(Recorded data)
-- -- --

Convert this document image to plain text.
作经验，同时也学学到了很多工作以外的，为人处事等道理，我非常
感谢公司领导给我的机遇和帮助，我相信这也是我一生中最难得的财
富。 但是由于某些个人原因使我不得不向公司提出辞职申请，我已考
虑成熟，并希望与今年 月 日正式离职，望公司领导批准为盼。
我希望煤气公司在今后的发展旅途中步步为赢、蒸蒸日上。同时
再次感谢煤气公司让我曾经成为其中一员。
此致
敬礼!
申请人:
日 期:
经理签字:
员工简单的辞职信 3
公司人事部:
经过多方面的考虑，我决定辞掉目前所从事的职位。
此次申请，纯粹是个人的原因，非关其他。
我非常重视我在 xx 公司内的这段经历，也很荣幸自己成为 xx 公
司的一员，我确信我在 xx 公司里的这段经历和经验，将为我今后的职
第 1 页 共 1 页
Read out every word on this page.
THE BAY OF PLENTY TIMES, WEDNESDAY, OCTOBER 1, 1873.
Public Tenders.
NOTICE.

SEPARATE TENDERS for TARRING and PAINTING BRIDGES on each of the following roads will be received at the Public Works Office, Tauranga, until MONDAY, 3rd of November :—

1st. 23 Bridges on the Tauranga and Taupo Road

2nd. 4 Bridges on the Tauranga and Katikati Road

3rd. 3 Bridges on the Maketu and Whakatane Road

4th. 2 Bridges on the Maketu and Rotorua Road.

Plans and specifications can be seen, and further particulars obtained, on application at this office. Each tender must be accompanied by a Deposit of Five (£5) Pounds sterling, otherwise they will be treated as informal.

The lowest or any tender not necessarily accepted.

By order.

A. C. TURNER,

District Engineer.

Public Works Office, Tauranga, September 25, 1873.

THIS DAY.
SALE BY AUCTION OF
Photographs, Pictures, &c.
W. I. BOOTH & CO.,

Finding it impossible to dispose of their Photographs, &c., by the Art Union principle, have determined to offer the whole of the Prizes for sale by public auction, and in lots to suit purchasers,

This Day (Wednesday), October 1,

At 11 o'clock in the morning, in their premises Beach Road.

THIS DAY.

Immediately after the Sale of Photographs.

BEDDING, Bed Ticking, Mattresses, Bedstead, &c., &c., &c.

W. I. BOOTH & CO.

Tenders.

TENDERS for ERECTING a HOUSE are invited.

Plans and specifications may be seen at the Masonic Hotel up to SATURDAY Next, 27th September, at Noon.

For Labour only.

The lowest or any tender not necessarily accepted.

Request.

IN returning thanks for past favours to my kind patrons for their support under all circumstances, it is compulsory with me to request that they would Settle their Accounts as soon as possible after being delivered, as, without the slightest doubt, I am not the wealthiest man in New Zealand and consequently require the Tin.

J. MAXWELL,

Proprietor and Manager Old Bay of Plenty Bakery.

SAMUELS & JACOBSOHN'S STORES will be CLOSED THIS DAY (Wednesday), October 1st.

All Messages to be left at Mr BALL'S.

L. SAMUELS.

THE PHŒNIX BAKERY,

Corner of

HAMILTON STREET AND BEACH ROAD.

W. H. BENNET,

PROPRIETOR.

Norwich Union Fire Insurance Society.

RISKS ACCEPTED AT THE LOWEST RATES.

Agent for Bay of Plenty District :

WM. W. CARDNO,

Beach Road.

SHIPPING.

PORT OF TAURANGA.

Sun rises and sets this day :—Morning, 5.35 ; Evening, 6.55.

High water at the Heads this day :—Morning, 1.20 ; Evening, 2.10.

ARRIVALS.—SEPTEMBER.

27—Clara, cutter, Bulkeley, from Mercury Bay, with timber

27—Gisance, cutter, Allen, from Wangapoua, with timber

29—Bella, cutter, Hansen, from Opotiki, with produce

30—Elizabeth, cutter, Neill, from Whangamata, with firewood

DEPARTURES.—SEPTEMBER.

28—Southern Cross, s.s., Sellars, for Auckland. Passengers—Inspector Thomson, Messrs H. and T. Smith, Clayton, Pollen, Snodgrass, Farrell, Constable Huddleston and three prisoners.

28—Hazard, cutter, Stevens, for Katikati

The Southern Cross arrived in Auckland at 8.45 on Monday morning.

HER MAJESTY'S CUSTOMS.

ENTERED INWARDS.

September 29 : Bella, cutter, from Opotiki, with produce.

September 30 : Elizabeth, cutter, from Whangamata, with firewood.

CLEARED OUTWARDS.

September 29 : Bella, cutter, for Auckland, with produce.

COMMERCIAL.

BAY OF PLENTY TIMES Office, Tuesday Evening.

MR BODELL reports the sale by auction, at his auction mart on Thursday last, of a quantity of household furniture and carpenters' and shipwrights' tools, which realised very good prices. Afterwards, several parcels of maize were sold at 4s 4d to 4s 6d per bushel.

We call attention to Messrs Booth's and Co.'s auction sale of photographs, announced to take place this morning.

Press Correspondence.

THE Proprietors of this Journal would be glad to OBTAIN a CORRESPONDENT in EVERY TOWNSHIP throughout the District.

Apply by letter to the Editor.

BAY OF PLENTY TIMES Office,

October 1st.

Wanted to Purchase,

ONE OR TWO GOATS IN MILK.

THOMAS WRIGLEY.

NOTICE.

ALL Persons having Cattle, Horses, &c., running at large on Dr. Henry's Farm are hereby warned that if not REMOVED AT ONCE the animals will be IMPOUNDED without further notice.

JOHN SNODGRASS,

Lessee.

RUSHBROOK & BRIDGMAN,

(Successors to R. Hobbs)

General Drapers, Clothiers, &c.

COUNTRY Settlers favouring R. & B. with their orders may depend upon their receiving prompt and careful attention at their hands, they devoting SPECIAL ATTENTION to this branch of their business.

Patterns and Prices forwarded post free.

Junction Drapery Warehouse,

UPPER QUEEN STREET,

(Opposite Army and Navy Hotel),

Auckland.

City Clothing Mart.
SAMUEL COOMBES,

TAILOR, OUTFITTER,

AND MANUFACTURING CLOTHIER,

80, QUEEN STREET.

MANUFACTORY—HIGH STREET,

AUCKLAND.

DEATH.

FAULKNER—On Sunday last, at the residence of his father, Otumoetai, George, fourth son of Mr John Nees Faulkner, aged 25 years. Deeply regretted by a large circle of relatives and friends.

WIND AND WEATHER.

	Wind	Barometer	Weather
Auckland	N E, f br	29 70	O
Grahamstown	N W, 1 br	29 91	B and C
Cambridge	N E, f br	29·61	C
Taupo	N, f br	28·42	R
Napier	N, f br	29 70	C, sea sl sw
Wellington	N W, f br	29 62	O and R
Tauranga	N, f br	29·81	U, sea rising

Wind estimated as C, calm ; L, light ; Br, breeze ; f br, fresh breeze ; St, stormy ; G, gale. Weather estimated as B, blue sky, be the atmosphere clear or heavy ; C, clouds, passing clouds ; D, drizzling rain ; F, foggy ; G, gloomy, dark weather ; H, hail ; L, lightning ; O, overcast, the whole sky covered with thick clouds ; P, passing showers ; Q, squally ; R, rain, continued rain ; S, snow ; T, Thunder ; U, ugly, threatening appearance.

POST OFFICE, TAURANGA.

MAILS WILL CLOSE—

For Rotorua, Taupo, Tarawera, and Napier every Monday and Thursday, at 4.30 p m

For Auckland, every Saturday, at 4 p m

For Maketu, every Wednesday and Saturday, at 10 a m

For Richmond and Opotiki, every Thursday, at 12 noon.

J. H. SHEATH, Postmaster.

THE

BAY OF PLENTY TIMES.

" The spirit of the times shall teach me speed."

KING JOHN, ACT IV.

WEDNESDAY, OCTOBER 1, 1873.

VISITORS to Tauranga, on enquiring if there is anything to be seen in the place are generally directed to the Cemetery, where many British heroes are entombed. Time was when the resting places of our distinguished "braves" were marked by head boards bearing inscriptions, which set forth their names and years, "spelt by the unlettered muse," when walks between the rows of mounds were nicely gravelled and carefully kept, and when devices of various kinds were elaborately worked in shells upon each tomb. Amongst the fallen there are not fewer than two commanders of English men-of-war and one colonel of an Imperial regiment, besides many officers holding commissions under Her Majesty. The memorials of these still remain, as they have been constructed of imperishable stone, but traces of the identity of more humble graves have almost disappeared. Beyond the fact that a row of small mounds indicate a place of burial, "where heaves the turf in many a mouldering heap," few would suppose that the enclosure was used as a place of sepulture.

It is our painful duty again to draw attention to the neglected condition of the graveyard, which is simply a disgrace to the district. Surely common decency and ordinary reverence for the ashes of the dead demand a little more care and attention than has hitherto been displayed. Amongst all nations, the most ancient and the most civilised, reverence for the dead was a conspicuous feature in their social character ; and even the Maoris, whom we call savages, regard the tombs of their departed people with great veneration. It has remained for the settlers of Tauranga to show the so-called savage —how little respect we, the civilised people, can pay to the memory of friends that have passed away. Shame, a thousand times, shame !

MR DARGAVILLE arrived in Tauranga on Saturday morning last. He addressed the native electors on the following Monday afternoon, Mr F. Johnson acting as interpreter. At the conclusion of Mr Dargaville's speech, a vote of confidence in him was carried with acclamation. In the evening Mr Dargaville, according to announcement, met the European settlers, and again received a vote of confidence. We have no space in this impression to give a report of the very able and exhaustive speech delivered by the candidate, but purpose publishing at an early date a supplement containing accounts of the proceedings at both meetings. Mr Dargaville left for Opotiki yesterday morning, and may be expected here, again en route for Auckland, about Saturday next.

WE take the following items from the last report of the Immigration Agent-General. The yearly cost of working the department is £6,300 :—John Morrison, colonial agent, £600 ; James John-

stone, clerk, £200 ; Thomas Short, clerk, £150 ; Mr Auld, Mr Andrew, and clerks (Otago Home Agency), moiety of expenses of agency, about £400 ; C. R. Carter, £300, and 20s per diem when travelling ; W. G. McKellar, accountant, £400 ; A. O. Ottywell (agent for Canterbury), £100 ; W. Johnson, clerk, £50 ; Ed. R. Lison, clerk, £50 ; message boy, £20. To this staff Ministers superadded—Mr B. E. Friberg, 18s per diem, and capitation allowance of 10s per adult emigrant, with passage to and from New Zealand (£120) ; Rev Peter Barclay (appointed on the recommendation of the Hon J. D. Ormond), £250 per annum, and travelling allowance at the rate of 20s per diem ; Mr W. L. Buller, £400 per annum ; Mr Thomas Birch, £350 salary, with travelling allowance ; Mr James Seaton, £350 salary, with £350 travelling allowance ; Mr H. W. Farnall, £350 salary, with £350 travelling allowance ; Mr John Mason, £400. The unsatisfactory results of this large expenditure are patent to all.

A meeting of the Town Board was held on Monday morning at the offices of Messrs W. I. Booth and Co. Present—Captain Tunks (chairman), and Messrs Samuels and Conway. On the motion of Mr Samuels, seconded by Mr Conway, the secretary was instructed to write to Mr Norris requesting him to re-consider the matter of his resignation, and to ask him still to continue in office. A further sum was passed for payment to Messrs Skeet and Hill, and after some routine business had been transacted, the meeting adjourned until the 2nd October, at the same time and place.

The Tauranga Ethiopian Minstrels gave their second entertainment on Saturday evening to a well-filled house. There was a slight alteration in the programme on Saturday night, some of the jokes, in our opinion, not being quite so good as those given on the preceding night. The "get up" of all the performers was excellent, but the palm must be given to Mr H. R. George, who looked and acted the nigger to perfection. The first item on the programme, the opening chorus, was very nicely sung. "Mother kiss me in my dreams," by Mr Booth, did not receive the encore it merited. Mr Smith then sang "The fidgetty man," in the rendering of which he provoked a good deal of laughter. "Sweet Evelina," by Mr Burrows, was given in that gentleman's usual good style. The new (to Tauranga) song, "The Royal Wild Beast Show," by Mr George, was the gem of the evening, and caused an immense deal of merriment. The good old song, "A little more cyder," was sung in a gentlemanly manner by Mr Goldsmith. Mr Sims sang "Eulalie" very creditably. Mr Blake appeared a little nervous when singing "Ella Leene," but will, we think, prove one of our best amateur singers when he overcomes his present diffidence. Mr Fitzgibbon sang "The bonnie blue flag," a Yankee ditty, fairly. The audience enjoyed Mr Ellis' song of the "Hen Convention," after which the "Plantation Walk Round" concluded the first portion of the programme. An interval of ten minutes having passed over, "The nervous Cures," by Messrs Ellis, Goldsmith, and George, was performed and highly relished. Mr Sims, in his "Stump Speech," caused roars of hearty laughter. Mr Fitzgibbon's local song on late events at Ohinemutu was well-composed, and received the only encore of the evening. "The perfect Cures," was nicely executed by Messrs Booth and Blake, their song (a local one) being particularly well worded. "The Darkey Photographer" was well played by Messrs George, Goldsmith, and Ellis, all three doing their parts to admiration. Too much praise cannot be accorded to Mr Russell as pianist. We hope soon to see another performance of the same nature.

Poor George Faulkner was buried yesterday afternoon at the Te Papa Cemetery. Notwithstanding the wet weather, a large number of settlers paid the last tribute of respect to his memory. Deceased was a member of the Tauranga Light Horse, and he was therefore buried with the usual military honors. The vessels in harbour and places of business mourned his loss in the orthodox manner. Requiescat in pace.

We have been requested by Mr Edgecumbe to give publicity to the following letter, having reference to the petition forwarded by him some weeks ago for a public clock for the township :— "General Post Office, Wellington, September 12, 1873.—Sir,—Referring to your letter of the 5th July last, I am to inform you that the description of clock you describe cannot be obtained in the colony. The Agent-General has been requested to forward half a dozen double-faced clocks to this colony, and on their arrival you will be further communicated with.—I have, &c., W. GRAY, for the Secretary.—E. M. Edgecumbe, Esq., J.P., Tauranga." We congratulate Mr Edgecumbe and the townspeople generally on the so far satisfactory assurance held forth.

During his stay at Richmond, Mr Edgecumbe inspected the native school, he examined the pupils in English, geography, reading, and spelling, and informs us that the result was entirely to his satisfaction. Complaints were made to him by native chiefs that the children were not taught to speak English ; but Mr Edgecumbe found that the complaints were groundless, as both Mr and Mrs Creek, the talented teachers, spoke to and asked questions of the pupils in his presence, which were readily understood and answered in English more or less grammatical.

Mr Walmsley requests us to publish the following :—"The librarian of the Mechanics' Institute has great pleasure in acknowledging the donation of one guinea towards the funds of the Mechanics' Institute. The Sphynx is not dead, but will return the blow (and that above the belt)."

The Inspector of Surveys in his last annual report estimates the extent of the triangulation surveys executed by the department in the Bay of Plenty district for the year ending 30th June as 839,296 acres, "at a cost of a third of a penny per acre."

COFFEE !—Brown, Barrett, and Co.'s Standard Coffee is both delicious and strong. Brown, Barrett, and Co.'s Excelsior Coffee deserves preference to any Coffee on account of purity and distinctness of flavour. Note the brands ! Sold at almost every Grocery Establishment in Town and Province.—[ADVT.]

-- -- --

→ **EXERCISE INSTRUCTIONS**
Lines containing the word "Cemetery" must all be returned from the material above.

→ **OUTPUT FOR THIS EXERCISE**
VISITORS to Tauranga, on enquiring if there is anything to be seen in the place are generally directed to the Cemetery, where many British heroes are entombed. Time was when the resting places of our distinguished "braves" were marked by head boards bearing inscriptions, which set forth their names and years, "spelt by the unlettered muse," when walks between the rows of mounds were nicely gravelled and carefully kept, and when devices of various kinds were elaborately worked in shells upon each tomb. Amongst the fallen there are not fewer than two commanders of English men-of-war and one colonel of an Imperial regiment, besides many officers holding commissions under Her Majesty. The memorials of these still remain, as they have been constructed of imperishable stone, but traces of the identity of more humble graves have almost disappeared. Beyond the fact that a row of small mounds indicate a place of burial, "where heaves the turf in many a mouldering heap," few would suppose that the enclosure was used as a place of sepulture.
Poor George Faulkner was buried yesterday afternoon at the Te Papa Cemetery. Notwithstanding the wet weather, a large number of settlers paid the last tribute of respect to his memory. Deceased was a member of the Tauranga Light Horse, and he was therefore buried with the usual military honors. The vessels in harbour and places of business mourned his loss in the orthodox manner. Requiescat in pace.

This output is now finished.